— What the task requires —
With the records in front of you, set every one of them down exactly.

** Opening Recorded information block **

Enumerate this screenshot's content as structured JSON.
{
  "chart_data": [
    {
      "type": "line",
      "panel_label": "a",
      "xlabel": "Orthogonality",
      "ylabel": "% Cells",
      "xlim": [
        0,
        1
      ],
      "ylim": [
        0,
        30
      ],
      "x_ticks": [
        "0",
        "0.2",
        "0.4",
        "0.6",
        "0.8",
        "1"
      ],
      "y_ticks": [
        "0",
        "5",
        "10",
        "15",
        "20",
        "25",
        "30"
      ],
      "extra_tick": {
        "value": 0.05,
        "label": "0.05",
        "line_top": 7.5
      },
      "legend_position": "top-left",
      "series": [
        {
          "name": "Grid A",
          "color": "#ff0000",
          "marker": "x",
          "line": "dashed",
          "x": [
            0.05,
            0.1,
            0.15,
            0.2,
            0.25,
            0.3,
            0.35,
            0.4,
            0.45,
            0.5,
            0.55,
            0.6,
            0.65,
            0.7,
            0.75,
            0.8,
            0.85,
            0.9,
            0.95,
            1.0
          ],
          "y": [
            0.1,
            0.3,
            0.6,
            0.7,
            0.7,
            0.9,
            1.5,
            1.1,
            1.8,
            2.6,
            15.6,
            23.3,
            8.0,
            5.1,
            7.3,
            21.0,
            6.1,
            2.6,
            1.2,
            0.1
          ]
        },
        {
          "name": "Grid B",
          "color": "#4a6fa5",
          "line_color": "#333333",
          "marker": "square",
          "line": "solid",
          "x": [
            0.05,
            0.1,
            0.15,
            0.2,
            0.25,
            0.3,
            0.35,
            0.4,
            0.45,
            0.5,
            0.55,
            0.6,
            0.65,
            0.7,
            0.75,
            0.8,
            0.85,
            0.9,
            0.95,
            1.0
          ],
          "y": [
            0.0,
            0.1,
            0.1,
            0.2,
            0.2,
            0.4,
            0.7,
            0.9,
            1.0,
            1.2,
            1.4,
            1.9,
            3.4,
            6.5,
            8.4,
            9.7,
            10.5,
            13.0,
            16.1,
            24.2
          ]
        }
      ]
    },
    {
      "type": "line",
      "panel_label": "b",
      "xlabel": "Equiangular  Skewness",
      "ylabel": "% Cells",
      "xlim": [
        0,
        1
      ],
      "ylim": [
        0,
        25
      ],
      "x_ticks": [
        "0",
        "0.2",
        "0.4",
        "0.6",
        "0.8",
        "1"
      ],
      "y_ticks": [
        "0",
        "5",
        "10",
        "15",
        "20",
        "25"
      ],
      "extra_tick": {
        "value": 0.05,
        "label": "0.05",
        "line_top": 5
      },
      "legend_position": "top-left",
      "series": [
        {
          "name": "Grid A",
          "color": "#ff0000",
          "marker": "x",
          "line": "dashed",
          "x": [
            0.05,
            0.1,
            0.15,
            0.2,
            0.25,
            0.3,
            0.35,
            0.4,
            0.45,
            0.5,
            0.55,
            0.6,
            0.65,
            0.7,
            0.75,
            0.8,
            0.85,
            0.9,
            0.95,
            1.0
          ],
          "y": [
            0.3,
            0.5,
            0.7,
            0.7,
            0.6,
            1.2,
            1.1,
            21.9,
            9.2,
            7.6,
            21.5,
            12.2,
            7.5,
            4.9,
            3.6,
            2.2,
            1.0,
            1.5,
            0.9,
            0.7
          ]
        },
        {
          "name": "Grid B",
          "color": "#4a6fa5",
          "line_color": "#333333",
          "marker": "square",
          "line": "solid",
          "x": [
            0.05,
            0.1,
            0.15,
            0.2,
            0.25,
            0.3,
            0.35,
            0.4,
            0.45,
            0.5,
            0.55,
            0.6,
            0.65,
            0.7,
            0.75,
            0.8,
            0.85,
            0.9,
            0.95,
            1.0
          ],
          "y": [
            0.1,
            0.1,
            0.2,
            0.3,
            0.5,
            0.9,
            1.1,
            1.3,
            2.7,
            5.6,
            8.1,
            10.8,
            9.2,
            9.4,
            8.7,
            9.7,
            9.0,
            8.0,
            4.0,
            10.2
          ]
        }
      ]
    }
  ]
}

** Closing Recorded information block **

— Exercise result —
Enumerate this screenshot's content as structured JSON.
{
  "chart_data": [
    {
      "type": "line",
      "panel_label": "a",
      "xlabel": "Orthogonality",
      "ylabel": "% Cells",
      "xlim": [
        0,
        1
      ],
      "ylim": [
        0,
        30
      ],
      "x_ticks": [
        "0",
        "0.2",
        "0.4",
        "0.6",
        "0.8",
        "1"
      ],
      "y_ticks": [
        "0",
        "5",
        "10",
        "15",
        "20",
        "25",
        "30"
      ],
      "extra_tick": {
        "value": 0.05,
        "label": "0.05",
        "line_top": 7.5
      },
      "legend_position": "top-left",
      "series": [
        {
          "name": "Grid A",
          "color": "#ff0000",
          "marker": "x",
          "line": "dashed",
          "x": [
            0.05,
            0.1,
            0.15,
            0.2,
            0.25,
            0.3,
            0.35,
            0.4,
            0.45,
            0.5,
            0.55,
            0.6,
            0.65,
            0.7,
            0.75,
            0.8,
            0.85,
            0.9,
            0.95,
            1.0
          ],
          "y": [
            0.1,
            0.3,
            0.6,
            0.7,
            0.7,
            0.9,
            1.5,
            1.1,
            1.8,
            2.6,
            15.6,
            23.3,
            8.0,
            5.1,
            7.3,
            21.0,
            6.1,
            2.6,
            1.2,
            0.1
          ]
        },
        {
          "name": "Grid B",
          "color": "#4a6fa5",
          "line_color": "#333333",
          "marker": "square",
          "line": "solid",
          "x": [
            0.05,
            0.1,
            0.15,
            0.2,
            0.25,
            0.3,
            0.35,
            0.4,
            0.45,
            0.5,
            0.55,
            0.6,
            0.65,
            0.7,
            0.75,
            0.8,
            0.85,
            0.9,
            0.95,
            1.0
          ],
          "y": [
            0.0,
            0.1,
            0.1,
            0.2,
            0.2,
            0.4,
            0.7,
            0.9,
            1.0,
            1.2,
            1.4,
            1.9,
            3.4,
            6.5,
            8.4,
            9.7,
            10.5,
            13.0,
            16.1,
            24.2
          ]
        }
      ]
    },
    {
      "type": "line",
      "panel_label": "b",
      "xlabel": "Equiangular  Skewness",
      "ylabel": "% Cells",
      "xlim": [
        0,
        1
      ],
      "ylim": [
        0,
        25
      ],
      "x_ticks": [
        "0",
        "0.2",
        "0.4",
        "0.6",
        "0.8",
        "1"
      ],
      "y_ticks": [
        "0",
        "5",
        "10",
        "15",
        "20",
        "25"
      ],
      "extra_tick": {
        "value": 0.05,
        "label": "0.05",
        "line_top": 5
      },
      "legend_position": "top-left",
      "series": [
        {
          "name": "Grid A",
          "color": "#ff0000",
          "marker": "x",
          "line": "dashed",
          "x": [
            0.05,
            0.1,
            0.15,
            0.2,
            0.25,
            0.3,
            0.35,
            0.4,
            0.45,
            0.5,
            0.55,
            0.6,
            0.65,
            0.7,
            0.75,
            0.8,
            0.85,
            0.9,
            0.95,
            1.0
          ],
          "y": [
            0.3,
            0.5,
            0.7,
            0.7,
            0.6,
            1.2,
            1.1,
            21.9,
            9.2,
            7.6,
            21.5,
            12.2,
            7.5,
            4.9,
            3.6,
            2.2,
            1.0,
            1.5,
            0.9,
            0.7
          ]
        },
        {
          "name": "Grid B",
          "color": "#4a6fa5",
          "line_color": "#333333",
          "marker": "square",
          "line": "solid",
          "x": [
            0.05,
            0.1,
            0.15,
            0.2,
            0.25,
            0.3,
            0.35,
            0.4,
            0.45,
            0.5,
            0.55,
            0.6,
            0.65,
            0.7,
            0.75,
            0.8,
            0.85,
            0.9,
            0.95,
            1.0
          ],
          "y": [
            0.1,
            0.1,
            0.2,
            0.3,
            0.5,
            0.9,
            1.1,
            1.3,
            2.7,
            5.6,
            8.1,
            10.8,
            9.2,
            9.4,
            8.7,
            9.7,
            9.0,
            8.0,
            4.0,
            10.2
          ]
        }
      ]
    }
  ]
}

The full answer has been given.